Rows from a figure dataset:
>>>

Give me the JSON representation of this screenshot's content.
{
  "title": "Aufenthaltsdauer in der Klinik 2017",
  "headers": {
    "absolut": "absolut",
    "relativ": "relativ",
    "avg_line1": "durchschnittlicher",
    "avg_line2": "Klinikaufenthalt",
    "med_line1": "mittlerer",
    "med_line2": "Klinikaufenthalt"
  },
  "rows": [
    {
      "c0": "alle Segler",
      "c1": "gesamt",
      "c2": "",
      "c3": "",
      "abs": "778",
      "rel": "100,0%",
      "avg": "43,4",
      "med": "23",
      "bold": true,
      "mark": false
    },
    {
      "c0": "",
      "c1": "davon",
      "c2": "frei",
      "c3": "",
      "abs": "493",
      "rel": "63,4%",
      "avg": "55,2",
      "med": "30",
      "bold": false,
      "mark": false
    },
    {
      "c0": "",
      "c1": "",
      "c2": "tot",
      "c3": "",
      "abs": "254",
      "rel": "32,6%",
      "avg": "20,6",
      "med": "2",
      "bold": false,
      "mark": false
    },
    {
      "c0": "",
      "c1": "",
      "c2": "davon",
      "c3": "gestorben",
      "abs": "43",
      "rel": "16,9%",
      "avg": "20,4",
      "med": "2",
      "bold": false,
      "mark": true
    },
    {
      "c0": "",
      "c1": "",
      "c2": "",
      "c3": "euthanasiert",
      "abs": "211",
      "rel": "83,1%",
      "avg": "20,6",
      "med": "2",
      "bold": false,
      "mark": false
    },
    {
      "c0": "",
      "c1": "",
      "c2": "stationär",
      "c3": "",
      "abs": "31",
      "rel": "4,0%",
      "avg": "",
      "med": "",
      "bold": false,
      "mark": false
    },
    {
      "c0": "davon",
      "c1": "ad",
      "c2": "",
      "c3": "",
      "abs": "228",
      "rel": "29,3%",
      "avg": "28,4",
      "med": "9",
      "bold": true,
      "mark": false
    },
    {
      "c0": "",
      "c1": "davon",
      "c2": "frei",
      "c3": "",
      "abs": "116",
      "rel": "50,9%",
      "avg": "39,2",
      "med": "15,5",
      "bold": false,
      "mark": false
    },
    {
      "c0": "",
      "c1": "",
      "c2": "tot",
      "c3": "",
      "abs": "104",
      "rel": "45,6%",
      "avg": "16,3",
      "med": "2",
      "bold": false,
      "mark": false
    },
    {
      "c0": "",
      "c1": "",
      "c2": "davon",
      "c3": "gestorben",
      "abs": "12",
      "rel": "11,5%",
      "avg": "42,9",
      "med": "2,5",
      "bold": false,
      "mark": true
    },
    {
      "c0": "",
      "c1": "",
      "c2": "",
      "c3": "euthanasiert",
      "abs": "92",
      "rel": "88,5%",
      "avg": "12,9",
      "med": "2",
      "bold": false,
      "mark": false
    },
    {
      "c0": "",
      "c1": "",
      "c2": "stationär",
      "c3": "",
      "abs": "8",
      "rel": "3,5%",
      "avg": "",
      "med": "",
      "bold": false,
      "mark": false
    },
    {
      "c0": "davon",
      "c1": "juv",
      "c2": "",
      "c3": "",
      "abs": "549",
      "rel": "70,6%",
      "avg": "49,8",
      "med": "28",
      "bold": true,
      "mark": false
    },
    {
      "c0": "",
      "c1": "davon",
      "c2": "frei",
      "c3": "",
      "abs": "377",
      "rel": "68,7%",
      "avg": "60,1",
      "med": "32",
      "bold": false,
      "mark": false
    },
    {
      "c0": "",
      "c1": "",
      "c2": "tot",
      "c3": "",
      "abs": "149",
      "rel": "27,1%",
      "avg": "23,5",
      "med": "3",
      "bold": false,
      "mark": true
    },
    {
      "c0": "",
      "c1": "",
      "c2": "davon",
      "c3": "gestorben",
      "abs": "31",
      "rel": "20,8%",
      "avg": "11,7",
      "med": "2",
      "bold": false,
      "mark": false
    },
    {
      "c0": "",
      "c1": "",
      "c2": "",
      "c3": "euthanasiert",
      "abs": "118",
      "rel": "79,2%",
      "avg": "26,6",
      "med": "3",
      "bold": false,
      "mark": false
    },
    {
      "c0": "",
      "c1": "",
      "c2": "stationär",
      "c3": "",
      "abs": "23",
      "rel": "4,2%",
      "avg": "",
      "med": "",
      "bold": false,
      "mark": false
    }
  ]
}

<<<

#### Work to do:
Scan the entries above for the word "Klinikaufenthalt" and collect each line holding it.

#### Full output:
    "avg_line2": "Klinikaufenthalt",
    "med_line2": "Klinikaufenthalt"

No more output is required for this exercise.